[Saved entries]
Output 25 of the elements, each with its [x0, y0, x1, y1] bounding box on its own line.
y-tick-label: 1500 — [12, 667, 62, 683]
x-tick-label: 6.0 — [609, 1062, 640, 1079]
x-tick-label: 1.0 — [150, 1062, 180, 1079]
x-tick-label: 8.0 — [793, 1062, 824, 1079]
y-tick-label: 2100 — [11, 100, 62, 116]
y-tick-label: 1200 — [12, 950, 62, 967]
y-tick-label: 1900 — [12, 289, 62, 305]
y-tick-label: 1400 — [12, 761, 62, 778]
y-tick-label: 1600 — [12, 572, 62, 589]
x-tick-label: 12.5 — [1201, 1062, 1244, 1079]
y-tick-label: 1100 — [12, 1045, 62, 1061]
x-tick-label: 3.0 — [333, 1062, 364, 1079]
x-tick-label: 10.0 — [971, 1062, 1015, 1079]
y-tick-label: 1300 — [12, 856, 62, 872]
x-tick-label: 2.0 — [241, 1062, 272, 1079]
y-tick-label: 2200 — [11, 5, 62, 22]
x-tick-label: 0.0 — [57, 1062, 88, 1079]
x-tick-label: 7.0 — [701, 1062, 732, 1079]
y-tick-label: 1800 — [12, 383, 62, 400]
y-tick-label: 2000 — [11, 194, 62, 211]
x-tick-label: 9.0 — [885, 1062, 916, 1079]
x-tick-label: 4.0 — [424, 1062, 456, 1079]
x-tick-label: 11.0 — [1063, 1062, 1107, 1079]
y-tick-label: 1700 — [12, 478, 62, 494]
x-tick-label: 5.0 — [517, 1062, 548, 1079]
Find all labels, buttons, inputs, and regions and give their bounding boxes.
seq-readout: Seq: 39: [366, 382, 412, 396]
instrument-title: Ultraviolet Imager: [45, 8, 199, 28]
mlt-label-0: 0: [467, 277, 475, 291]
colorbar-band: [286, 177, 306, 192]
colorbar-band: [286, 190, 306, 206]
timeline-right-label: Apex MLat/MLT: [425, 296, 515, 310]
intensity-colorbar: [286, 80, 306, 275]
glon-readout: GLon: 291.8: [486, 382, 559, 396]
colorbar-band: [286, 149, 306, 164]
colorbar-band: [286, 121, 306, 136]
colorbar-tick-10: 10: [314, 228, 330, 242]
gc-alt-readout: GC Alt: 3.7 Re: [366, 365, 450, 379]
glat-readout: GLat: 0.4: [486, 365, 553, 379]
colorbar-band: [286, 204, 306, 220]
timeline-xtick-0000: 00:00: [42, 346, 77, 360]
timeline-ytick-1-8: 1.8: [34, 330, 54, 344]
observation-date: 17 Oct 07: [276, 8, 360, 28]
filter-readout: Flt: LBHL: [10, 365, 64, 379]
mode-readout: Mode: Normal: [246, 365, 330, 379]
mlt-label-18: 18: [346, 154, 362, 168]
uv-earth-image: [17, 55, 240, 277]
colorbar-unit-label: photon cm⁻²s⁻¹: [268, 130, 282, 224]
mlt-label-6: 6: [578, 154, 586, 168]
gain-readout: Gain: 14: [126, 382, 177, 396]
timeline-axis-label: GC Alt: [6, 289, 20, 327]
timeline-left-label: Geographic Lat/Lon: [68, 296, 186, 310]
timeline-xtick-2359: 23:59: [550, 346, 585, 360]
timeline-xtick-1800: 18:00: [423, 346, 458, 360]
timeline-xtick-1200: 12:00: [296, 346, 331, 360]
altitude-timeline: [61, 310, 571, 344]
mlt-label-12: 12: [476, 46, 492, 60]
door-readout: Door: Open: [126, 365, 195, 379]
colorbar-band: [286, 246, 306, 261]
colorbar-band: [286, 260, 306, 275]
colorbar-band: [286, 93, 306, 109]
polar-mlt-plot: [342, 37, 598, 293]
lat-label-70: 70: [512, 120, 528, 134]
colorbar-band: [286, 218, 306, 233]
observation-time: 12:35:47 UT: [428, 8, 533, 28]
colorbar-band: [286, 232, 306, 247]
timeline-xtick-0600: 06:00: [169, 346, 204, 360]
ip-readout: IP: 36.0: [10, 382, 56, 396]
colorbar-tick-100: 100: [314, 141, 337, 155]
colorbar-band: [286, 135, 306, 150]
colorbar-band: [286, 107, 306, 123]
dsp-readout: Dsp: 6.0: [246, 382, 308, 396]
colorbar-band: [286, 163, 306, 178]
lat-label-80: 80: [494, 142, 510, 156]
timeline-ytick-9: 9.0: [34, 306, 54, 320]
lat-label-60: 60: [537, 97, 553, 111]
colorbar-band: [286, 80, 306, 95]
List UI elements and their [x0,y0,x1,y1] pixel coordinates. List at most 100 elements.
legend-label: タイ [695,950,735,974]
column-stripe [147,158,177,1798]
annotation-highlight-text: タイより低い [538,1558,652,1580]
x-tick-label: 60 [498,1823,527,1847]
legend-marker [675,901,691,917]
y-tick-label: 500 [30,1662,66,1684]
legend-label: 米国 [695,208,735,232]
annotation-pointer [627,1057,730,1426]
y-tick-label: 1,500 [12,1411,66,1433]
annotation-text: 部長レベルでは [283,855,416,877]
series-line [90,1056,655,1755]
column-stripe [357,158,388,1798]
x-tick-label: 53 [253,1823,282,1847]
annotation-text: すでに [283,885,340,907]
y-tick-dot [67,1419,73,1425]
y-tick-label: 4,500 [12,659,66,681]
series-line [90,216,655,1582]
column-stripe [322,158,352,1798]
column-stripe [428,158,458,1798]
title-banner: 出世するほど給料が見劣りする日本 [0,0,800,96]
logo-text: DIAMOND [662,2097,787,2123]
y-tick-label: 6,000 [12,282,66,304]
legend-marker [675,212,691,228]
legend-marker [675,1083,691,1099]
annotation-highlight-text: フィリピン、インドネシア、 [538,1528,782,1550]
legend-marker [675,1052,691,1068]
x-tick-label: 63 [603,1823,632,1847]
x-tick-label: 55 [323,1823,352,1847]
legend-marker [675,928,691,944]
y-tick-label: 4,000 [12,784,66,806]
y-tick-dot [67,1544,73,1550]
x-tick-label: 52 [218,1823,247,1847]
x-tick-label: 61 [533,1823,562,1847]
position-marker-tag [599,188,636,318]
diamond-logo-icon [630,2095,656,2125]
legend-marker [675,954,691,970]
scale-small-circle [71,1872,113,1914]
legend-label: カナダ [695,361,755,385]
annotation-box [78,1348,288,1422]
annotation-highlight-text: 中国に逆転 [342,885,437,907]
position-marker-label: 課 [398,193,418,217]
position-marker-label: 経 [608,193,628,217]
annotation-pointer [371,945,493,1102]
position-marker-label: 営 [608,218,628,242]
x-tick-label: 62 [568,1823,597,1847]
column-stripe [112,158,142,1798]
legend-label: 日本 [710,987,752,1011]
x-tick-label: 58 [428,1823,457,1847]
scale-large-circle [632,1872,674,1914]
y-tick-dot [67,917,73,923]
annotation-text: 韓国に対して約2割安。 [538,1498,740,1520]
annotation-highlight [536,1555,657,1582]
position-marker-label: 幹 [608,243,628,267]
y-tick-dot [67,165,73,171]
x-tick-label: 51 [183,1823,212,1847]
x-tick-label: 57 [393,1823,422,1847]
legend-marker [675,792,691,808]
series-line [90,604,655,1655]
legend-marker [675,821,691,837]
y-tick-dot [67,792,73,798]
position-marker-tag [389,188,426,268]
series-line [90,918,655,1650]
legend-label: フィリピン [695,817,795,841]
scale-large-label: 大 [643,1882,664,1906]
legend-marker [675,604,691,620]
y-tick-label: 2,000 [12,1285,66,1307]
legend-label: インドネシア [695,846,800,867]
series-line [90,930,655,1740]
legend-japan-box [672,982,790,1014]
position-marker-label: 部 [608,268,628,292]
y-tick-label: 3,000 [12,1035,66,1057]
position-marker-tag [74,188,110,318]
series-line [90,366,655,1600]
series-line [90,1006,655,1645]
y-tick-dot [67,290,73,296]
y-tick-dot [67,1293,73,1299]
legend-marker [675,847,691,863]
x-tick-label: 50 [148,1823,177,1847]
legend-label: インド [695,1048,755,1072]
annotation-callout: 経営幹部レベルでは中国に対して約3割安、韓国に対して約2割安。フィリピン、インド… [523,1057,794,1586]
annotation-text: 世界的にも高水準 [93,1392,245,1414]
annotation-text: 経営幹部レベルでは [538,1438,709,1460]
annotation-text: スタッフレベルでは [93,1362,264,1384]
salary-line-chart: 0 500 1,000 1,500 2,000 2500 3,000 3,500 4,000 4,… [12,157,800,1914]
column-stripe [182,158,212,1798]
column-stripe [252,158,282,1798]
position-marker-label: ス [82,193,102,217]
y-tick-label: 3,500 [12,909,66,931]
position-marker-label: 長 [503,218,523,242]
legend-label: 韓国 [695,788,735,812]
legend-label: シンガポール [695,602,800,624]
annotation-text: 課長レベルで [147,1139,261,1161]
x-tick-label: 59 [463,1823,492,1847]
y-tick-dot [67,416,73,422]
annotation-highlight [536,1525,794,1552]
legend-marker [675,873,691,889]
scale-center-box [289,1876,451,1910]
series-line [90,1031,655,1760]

▶ **THE EXERCISE**
Rewrite everything from the beginning of the records down to and including the line containing "x-tick-label: 12.5 — [1201, 1062, 1244, 1079]" as a JSON list of strings. Use one string per line and omit any blank lines.

▶ **FULL SOLUTION**
[
  "Output 25 of the elements, each with its [x0, y0, x1, y1] bounding box on its own line.",
  "y-tick-label: 1500 — [12, 667, 62, 683]",
  "x-tick-label: 6.0 — [609, 1062, 640, 1079]",
  "x-tick-label: 1.0 — [150, 1062, 180, 1079]",
  "x-tick-label: 8.0 — [793, 1062, 824, 1079]",
  "y-tick-label: 2100 — [11, 100, 62, 116]",
  "y-tick-label: 1200 — [12, 950, 62, 967]",
  "y-tick-label: 1900 — [12, 289, 62, 305]",
  "y-tick-label: 1400 — [12, 761, 62, 778]",
  "y-tick-label: 1600 — [12, 572, 62, 589]",
  "x-tick-label: 12.5 — [1201, 1062, 1244, 1079]"
]